* _Exercise prompt_: Reproduce all of the records exactly.

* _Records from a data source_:
— start —
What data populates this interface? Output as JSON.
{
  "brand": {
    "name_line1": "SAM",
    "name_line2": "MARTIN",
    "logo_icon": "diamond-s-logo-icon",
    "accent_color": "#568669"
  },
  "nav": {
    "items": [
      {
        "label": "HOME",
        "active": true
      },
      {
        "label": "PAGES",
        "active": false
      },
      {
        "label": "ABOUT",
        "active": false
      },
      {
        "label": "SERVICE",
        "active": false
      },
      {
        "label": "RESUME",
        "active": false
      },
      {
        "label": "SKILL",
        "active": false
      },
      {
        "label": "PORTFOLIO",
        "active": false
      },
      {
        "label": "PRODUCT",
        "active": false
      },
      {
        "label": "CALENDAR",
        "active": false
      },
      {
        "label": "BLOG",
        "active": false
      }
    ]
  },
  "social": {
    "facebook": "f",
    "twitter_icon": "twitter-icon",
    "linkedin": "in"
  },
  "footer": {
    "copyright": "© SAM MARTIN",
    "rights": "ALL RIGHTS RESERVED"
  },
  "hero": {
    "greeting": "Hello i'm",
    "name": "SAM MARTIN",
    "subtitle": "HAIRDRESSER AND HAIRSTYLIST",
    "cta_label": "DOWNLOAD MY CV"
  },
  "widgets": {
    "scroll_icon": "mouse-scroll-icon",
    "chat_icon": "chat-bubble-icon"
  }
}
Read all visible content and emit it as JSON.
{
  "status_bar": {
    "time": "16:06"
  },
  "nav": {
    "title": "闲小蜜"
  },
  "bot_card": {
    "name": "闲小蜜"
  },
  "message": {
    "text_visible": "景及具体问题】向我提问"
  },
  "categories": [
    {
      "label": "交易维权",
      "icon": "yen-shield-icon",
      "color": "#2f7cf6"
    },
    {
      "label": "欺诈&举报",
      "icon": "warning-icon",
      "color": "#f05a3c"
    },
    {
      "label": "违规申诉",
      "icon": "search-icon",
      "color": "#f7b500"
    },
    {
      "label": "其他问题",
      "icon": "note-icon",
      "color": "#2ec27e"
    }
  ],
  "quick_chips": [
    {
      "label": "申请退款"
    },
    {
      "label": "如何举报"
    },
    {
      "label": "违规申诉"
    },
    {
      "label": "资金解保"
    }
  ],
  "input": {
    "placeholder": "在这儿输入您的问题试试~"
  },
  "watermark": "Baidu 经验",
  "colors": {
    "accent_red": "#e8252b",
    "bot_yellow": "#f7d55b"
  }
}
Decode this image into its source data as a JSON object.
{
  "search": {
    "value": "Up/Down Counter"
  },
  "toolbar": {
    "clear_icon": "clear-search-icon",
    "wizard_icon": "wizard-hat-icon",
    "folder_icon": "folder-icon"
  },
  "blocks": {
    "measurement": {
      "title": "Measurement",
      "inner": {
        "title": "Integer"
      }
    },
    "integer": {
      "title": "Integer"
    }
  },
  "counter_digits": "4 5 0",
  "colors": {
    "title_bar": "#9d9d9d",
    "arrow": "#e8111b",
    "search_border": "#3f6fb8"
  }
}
— end —
* _Answer_:
What data populates this interface? Output as JSON.
{
  "brand": {
    "name_line1": "SAM",
    "name_line2": "MARTIN",
    "logo_icon": "diamond-s-logo-icon",
    "accent_color": "#568669"
  },
  "nav": {
    "items": [
      {
        "label": "HOME",
        "active": true
      },
      {
        "label": "PAGES",
        "active": false
      },
      {
        "label": "ABOUT",
        "active": false
      },
      {
        "label": "SERVICE",
        "active": false
      },
      {
        "label": "RESUME",
        "active": false
      },
      {
        "label": "SKILL",
        "active": false
      },
      {
        "label": "PORTFOLIO",
        "active": false
      },
      {
        "label": "PRODUCT",
        "active": false
      },
      {
        "label": "CALENDAR",
        "active": false
      },
      {
        "label": "BLOG",
        "active": false
      }
    ]
  },
  "social": {
    "facebook": "f",
    "twitter_icon": "twitter-icon",
    "linkedin": "in"
  },
  "footer": {
    "copyright": "© SAM MARTIN",
    "rights": "ALL RIGHTS RESERVED"
  },
  "hero": {
    "greeting": "Hello i'm",
    "name": "SAM MARTIN",
    "subtitle": "HAIRDRESSER AND HAIRSTYLIST",
    "cta_label": "DOWNLOAD MY CV"
  },
  "widgets": {
    "scroll_icon": "mouse-scroll-icon",
    "chat_icon": "chat-bubble-icon"
  }
}
Read all visible content and emit it as JSON.
{
  "status_bar": {
    "time": "16:06"
  },
  "nav": {
    "title": "闲小蜜"
  },
  "bot_card": {
    "name": "闲小蜜"
  },
  "message": {
    "text_visible": "景及具体问题】向我提问"
  },
  "categories": [
    {
      "label": "交易维权",
      "icon": "yen-shield-icon",
      "color": "#2f7cf6"
    },
    {
      "label": "欺诈&举报",
      "icon": "warning-icon",
      "color": "#f05a3c"
    },
    {
      "label": "违规申诉",
      "icon": "search-icon",
      "color": "#f7b500"
    },
    {
      "label": "其他问题",
      "icon": "note-icon",
      "color": "#2ec27e"
    }
  ],
  "quick_chips": [
    {
      "label": "申请退款"
    },
    {
      "label": "如何举报"
    },
    {
      "label": "违规申诉"
    },
    {
      "label": "资金解保"
    }
  ],
  "input": {
    "placeholder": "在这儿输入您的问题试试~"
  },
  "watermark": "Baidu 经验",
  "colors": {
    "accent_red": "#e8252b",
    "bot_yellow": "#f7d55b"
  }
}
Decode this image into its source data as a JSON object.
{
  "search": {
    "value": "Up/Down Counter"
  },
  "toolbar": {
    "clear_icon": "clear-search-icon",
    "wizard_icon": "wizard-hat-icon",
    "folder_icon": "folder-icon"
  },
  "blocks": {
    "measurement": {
      "title": "Measurement",
      "inner": {
        "title": "Integer"
      }
    },
    "integer": {
      "title": "Integer"
    }
  },
  "counter_digits": "4 5 0",
  "colors": {
    "title_bar": "#9d9d9d",
    "arrow": "#e8111b",
    "search_border": "#3f6fb8"
  }
}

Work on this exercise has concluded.